Continue the Drive My Car review from where it stops, picking up after its last paragraph.

Document section →
—————

Drive My Car Movie Review: A Sublime Journey

As the least-known contender in this year’s Oscar Best Picture nominees, Drive My Car has the best opportunity to surprise Western viewers unfamiliar with its story or cast. Thankfully, it takes full advantage of that opportunity, with director and co-screenwriter Ryusuke Hamaguchi somehow managing to turn a minor Haruki Murakami short story into a three-hour announcement that Japan is once again a force to be reckoned with on the international stage. Anchored by strong performances and exquisite pacing, the film is an absolute delight in spite of some bleak subject matter.

Yusuke and Oto Kafuku are a married couple entering middle age, with some wear evident on their faces but the kind of classic looks and style that make both of them still incredibly attractive. He’s a veteran stage actor and director, while she’s a writer for TV shows. Although they’re happy together, they carry the deep scars of losing their only child at a young age, trauma that has altered their lives together but never drove them apart. 

When Yusuke (commonly referred to as Kafuku) walks in on Oto in the throes of passion with another man, he beats a hasty retreat rather than confronting them, then continues on with normal marital bliss without ever mentioning what he saw. Oto announces one morning that she wants to have a conversation with him that night, driving him to stay out later than normal out of dread. When he finally returns home, he’s shocked to find her dead on the floor, the victim of a surprise cerebral hemorrhage. 

It’s jarring when opening credits roll around this point, nearly 40 minutes into the film, but it also signifies the vast departure the film is about to take, both from what has already transpired and also from the trajectory of Murakami’s original story. While there is a lot of driving ahead, it’s primarily in service to Kafuku’s new assignment as the director of a production of the classic play Uncle Vanya in Hiroshima. Therein lies the bulk of Hamaguchi’s expansion of the story, as the plot shifts into a study of the casting, rehearsal, and performance of the unique multilingual production, making much of the film feel more like an updated Vanya on 42nd Street than a road movie.

—————

Element location data:
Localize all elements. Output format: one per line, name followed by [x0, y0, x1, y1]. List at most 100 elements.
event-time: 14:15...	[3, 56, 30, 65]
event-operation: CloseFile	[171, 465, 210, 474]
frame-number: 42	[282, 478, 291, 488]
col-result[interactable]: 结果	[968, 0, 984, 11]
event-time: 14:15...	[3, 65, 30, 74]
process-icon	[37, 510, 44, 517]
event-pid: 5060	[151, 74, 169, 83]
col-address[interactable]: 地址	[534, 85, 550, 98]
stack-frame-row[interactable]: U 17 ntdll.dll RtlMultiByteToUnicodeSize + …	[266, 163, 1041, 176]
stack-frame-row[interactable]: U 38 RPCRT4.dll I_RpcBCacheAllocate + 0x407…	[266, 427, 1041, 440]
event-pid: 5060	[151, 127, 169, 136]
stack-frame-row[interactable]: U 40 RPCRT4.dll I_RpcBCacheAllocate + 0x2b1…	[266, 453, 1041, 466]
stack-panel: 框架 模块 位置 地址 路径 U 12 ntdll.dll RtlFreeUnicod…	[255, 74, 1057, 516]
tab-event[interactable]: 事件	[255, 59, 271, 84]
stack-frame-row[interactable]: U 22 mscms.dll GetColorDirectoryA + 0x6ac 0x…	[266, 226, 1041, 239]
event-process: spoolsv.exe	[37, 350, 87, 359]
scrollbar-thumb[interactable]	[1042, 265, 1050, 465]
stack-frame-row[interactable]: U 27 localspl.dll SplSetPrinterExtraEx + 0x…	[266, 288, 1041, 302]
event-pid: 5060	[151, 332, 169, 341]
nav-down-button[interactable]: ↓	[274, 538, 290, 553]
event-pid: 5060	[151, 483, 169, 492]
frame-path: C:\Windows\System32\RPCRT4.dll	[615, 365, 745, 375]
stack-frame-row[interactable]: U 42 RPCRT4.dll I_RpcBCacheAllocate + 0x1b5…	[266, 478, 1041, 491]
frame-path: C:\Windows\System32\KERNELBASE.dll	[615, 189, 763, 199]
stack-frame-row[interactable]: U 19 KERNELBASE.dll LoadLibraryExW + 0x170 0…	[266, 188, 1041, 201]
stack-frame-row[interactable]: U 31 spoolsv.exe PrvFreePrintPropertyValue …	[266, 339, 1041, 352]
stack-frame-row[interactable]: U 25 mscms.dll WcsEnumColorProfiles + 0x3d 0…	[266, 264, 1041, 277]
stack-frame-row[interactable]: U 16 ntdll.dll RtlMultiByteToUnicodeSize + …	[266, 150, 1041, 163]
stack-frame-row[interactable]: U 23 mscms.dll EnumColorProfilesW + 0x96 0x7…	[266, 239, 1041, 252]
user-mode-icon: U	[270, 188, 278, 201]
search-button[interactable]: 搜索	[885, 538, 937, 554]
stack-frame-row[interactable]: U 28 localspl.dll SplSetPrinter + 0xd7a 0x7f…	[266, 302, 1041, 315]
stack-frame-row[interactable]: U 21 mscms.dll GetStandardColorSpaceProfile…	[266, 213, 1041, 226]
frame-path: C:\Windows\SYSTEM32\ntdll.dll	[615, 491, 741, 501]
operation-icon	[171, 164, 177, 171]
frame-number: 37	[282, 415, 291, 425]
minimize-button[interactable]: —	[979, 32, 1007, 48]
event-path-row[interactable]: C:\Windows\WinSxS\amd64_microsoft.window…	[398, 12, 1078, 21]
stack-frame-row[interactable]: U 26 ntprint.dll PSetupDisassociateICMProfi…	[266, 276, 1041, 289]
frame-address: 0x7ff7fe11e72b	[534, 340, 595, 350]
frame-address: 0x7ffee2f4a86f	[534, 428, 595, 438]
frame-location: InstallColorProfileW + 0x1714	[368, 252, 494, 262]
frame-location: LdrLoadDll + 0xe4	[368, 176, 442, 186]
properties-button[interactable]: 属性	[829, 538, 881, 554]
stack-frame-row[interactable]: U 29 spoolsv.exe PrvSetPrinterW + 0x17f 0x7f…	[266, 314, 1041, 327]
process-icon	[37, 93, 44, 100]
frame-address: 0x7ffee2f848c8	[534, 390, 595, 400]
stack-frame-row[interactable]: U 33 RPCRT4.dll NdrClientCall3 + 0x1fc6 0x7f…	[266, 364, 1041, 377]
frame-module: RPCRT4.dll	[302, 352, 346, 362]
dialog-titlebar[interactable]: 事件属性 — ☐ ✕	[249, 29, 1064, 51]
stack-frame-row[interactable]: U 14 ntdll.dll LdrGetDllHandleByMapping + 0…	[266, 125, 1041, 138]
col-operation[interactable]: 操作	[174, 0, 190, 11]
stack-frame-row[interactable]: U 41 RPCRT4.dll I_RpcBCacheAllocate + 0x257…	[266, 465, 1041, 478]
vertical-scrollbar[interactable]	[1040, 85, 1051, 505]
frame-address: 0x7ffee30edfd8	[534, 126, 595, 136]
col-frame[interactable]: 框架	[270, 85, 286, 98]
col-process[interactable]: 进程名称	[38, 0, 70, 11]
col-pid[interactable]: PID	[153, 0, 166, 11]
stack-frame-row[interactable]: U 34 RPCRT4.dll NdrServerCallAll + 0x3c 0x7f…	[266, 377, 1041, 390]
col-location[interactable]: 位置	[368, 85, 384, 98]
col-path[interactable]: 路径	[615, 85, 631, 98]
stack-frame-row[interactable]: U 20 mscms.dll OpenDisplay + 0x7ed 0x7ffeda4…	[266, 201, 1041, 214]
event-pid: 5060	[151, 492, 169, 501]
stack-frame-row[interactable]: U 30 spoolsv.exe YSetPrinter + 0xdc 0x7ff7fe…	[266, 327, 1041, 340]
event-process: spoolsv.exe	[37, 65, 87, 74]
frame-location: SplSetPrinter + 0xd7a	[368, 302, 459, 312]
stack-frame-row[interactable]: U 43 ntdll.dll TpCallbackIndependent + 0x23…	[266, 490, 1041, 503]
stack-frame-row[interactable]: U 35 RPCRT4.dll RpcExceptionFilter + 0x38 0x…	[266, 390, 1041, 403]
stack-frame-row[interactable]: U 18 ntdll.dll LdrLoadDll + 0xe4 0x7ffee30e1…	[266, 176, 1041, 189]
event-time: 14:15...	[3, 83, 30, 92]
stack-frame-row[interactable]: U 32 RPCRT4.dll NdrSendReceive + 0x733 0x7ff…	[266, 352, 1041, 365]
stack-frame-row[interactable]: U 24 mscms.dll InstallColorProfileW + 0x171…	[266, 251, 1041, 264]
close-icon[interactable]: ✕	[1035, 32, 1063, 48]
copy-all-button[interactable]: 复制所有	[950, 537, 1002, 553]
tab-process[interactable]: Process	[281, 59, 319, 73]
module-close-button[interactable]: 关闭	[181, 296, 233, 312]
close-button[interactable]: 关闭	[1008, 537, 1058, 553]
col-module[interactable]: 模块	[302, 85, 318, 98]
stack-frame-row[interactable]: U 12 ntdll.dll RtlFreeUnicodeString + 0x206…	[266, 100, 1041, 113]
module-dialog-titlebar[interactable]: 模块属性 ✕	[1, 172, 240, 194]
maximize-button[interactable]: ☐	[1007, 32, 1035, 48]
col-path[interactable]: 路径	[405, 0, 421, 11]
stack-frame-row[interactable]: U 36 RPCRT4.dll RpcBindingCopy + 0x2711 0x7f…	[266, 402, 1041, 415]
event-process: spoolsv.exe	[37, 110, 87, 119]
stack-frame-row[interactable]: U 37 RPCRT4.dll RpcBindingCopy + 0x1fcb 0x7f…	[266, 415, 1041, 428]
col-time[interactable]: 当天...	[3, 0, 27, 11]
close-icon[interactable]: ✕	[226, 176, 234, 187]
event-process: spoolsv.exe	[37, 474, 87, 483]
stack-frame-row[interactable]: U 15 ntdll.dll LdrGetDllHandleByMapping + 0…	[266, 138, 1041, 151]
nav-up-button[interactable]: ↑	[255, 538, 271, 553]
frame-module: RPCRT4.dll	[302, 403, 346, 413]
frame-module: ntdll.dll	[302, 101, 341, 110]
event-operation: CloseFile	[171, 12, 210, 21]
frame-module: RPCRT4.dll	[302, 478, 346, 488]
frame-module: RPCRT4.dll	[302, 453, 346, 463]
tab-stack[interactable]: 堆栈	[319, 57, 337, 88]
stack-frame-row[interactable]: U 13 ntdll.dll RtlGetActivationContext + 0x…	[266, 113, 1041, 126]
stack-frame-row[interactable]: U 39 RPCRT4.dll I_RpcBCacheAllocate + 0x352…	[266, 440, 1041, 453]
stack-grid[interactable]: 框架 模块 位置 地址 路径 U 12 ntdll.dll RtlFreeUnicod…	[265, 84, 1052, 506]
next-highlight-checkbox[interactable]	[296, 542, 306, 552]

—————

Result →
Hamaguchi exhibits a clear penchant for multinationalism here, rounding out the play’s mostly Japanese cast with oddities including a Taiwanese American woman named Janice Chang who performs in Mandarin and a mute Korean woman named Yoon-a who acts her lines entirely in Korean sign language. That makes for some confusing rehearsals, as Kafuku shifts between Japanese and English to convey his thoughts and relies on a translator to communicate with Yoon-a. Even scene partners are forced to rely on a scene’s feeling rather than their spoken interactions, resulting in a stunning audition scene between Janice and her Japanese partner (who Kafuku suspects was his wife’s lover) where they act in their native tongues but still generate a fiery exchange.

Aside from the rehearsals, there is a reason the film retains the title of the short story. Kafuku is assigned a mandatory driver by the Hiroshima festival, and he intentionally chooses lodging an hour away from rehearsal so he can run his lines as Uncle Vanya with a perfectly timed cassette tape of his deceased wife acting as his scene partner, so he’s in his car for extended time every day. His assigned driver is a rough, emotionless young woman who is initially all business but very, very slowly opens up to him to reveal her own familial trauma. She’s little more than a shadowy presence in the periphery until halfway through the film, making her emergence as the primary co-star in the final half all the more surprising. Not coincidentally, she’s the same age his deceased daughter would have been, with the pair clearly put on the road to becoming surrogate family members.

The cast is uniformly impressive, led by the stoic but perceptive Hidetoshi Nishijima as Kafuku in a winning performance that transcends his decades of primarily TV work. Toko Miura as the driver leans into the gruff, standoffish nature of her character just a bit too hard, but it works in the overall scheme of things. Reika Kirishima shines in her limited screen time as Oto, with knowing, world-weary glances conveying more than her lines. Park Yu-rim is spellbinding as Yoon-a, as we’re caught up in her quest to make her silent Korean voice heard in the Japanese play.

It’s worth noting that the original short story had nothing to do with Hiroshima, making Hamaguchi’s setting here feel like further reinforcement of the theme of deep-seated trauma, with his driving characters attempting to escape their past and heal just like their temporary hometown. The location is just one of many sure-footed choices Hamaguchi makes with this film, from his unwavering camera that allows his actors space to fully explore their characters, to his fascinating multinational take on Uncle Vanya, and his superb pacing that keeps the story moving better than most films half its length. While it’s a Japanese film, its international components and relatable scenarios make it feel like a product of the world.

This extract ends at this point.